Company officials joked about the opioid crisis in internal emails

Internally, regulatory staff at Amerisource Bergen were sharing parody song lyrics about the opioid crisis that referred to oxycodone as “hillbilly heroin.” Another, set to the tune of Jimmy Buffett’s “Margaritaville,” mocked how easy it was to obtain opioids in Florida.

In one email, an AmerisourceBergen corporate investigator shared a joking mock-up of a Kellogg’s cereal box under the subject “Oxycontin for kids.”

Nicholas told jurors that these were “a few embarrassing emails from many years ago” that city attorneys pulled out of hundreds of thousands of pages of documents turned over during the lawsuit.

Fentanyl filled Baltimore’s opioid void, driving the nation’s highest overdose death rate

As The Baltimore Banner reported in May, the overdose death rate in Baltimore is staggering. It is the highest of any major American city.

City lawyers say that the situation spiraled out of control when easily accessible opioids pills disappeared amid a DEA crackdown in 2012. Without prescription opioids, people who had become dependent on the drugs turned to cheaper street drugs, like heroin. Eventually, the potent synthetic opioid fentanyl overtook the drug market, causing overdose deaths to spike.

Though Baltimore had a well-known heroin problem for decades before opioids became more popular, the city had successfully “beaten back” the problem and reduced opioid deaths in the early 2000s, Carmody said. The influx of prescription opioids brought the problem back to an unprecedented level.

The lawyers for McKesson and AmerisourceBergen did not dispute that there is a severe opioid crisis in Baltimore. But they pointed to other sources, like drug cartels and street gangs, and the “medicine cabinet” diversion that occurred when prescription opioids were plentiful.

“What they’re really saying is that we should be responsible for diversion that occurred after the opioids were out of our possession,” Nicholas said.

Testimony in the trial will begin Thursday morning.

Correction: This article was updated to correct attribution of an email that mocked opioid use.

*DATA PROVIDED*:
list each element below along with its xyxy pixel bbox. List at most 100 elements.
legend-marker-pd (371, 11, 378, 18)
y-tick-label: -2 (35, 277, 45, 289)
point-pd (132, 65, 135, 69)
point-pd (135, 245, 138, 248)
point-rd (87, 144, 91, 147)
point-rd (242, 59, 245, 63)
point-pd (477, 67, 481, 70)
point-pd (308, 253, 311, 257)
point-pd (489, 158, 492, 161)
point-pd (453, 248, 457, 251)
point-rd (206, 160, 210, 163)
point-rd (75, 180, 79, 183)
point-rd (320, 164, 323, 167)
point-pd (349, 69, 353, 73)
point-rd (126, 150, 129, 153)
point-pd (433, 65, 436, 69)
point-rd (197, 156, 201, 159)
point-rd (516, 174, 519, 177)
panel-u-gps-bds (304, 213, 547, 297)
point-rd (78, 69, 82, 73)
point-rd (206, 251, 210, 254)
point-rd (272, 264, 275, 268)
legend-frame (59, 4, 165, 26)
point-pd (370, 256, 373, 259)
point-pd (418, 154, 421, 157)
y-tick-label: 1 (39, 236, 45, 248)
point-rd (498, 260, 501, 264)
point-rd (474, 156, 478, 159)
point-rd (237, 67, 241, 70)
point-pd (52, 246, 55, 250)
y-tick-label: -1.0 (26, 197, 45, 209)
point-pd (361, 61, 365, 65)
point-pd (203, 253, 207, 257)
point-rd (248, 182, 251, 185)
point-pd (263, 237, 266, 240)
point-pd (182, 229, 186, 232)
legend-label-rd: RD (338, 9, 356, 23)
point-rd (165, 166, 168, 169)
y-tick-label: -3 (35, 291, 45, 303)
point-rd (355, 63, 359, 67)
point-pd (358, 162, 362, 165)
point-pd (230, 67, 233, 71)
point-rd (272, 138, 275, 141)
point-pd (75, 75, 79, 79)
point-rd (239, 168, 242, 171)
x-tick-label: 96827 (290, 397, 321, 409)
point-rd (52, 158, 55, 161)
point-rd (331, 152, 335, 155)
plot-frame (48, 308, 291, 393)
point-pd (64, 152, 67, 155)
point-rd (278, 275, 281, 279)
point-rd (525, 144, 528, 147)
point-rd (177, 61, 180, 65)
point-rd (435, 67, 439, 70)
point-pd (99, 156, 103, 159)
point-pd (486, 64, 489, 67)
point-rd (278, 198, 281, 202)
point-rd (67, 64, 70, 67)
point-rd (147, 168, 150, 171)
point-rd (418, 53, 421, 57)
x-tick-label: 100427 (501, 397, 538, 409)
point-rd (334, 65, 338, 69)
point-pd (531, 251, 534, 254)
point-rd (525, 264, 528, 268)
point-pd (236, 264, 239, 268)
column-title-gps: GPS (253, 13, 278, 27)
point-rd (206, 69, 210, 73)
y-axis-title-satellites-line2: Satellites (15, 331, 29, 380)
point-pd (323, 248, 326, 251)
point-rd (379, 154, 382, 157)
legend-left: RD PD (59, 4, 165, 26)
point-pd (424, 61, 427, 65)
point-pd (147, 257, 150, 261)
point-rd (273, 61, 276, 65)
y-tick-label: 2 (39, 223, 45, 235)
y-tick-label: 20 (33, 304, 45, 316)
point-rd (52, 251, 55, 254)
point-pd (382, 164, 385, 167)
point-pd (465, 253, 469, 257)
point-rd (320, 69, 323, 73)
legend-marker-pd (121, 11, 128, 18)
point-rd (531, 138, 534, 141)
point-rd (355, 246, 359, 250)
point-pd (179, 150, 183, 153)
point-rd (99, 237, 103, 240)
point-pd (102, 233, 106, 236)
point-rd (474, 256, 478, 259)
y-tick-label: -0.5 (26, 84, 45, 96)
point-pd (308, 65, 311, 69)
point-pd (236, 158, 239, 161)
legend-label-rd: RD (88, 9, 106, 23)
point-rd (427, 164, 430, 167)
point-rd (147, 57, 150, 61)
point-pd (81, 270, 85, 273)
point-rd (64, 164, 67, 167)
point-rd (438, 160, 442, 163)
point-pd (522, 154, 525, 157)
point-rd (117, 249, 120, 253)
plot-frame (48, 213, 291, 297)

*WORK REQUIRED*: From the article above on Baltimore's opioid lawsuit, copy the passage word for word, starting at "Fentanyl filled Baltimore’s" and ending after "deaths to spike.".

*SOLUTION TO THE PROBLEM*:
Fentanyl filled Baltimore’s opioid void, driving the nation’s highest overdose death rate

As The Baltimore Banner reported in May, the overdose death rate in Baltimore is staggering. It is the highest of any major American city.

City lawyers say that the situation spiraled out of control when easily accessible opioids pills disappeared amid a DEA crackdown in 2012. Without prescription opioids, people who had become dependent on the drugs turned to cheaper street drugs, like heroin. Eventually, the potent synthetic opioid fentanyl overtook the drug market, causing overdose deaths to spike.